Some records
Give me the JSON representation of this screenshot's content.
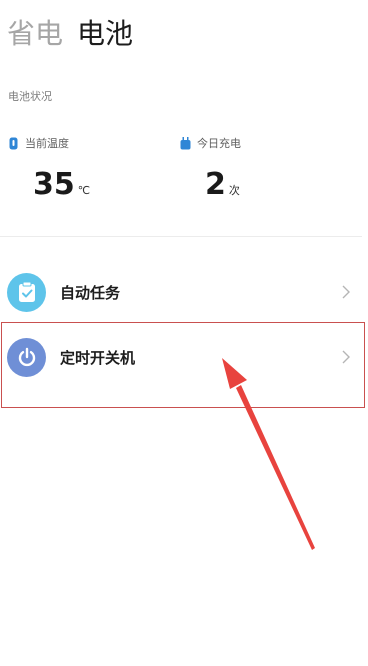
{
  "tabs": [
    {
      "label": "省电"
    },
    {
      "label": "电池"
    }
  ],
  "battery_status": {
    "title": "电池状况",
    "temperature": {
      "label": "当前温度",
      "value": "35",
      "unit": "℃"
    },
    "charges_today": {
      "label": "今日充电",
      "value": "2",
      "unit": "次"
    }
  },
  "list": [
    {
      "label": "自动任务",
      "icon": "clipboard-check-icon",
      "icon_bg": "#5ec4ea"
    },
    {
      "label": "定时开关机",
      "icon": "power-icon",
      "icon_bg": "#6f8fd6"
    }
  ],
  "annotation": {
    "color": "#e8433e"
  }
}
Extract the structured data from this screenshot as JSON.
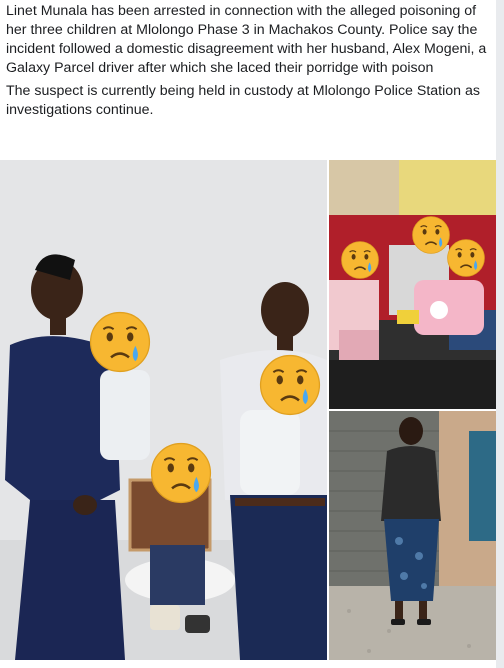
{
  "post": {
    "paragraphs": [
      "Linet Munala has been arrested in connection with the alleged poisoning of her three children at Mlolongo Phase 3 in Machakos County. Police say the incident followed a domestic disagreement with her husband, Alex Mogeni, a Galaxy Parcel driver after which she laced their porridge with poison",
      "The suspect is currently being held in custody at Mlolongo Police Station as investigations continue."
    ]
  },
  "photos": {
    "count": 3,
    "emoji_overlay": "crying-face-icon"
  },
  "colors": {
    "text": "#1c1e21",
    "emoji_face": "#f7b731",
    "tear": "#4aa8f0"
  }
}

▸ Problem to work on
Output every entry verbatim. Pictures do not belong in the copy.

▸ Response to this exercise
Give me the JSON representation of this screenshot's content.
{
  "tabs": [
    {
      "label": "省电"
    },
    {
      "label": "电池"
    }
  ],
  "battery_status": {
    "title": "电池状况",
    "temperature": {
      "label": "当前温度",
      "value": "35",
      "unit": "℃"
    },
    "charges_today": {
      "label": "今日充电",
      "value": "2",
      "unit": "次"
    }
  },
  "list": [
    {
      "label": "自动任务",
      "icon": "clipboard-check-icon",
      "icon_bg": "#5ec4ea"
    },
    {
      "label": "定时开关机",
      "icon": "power-icon",
      "icon_bg": "#6f8fd6"
    }
  ],
  "annotation": {
    "color": "#e8433e"
  }
}
Extract the structured data from this screenshot as JSON.
{
  "post": {
    "paragraphs": [
      "Linet Munala has been arrested in connection with the alleged poisoning of her three children at Mlolongo Phase 3 in Machakos County. Police say the incident followed a domestic disagreement with her husband, Alex Mogeni, a Galaxy Parcel driver after which she laced their porridge with poison",
      "The suspect is currently being held in custody at Mlolongo Police Station as investigations continue."
    ]
  },
  "photos": {
    "count": 3,
    "emoji_overlay": "crying-face-icon"
  },
  "colors": {
    "text": "#1c1e21",
    "emoji_face": "#f7b731",
    "tear": "#4aa8f0"
  }
}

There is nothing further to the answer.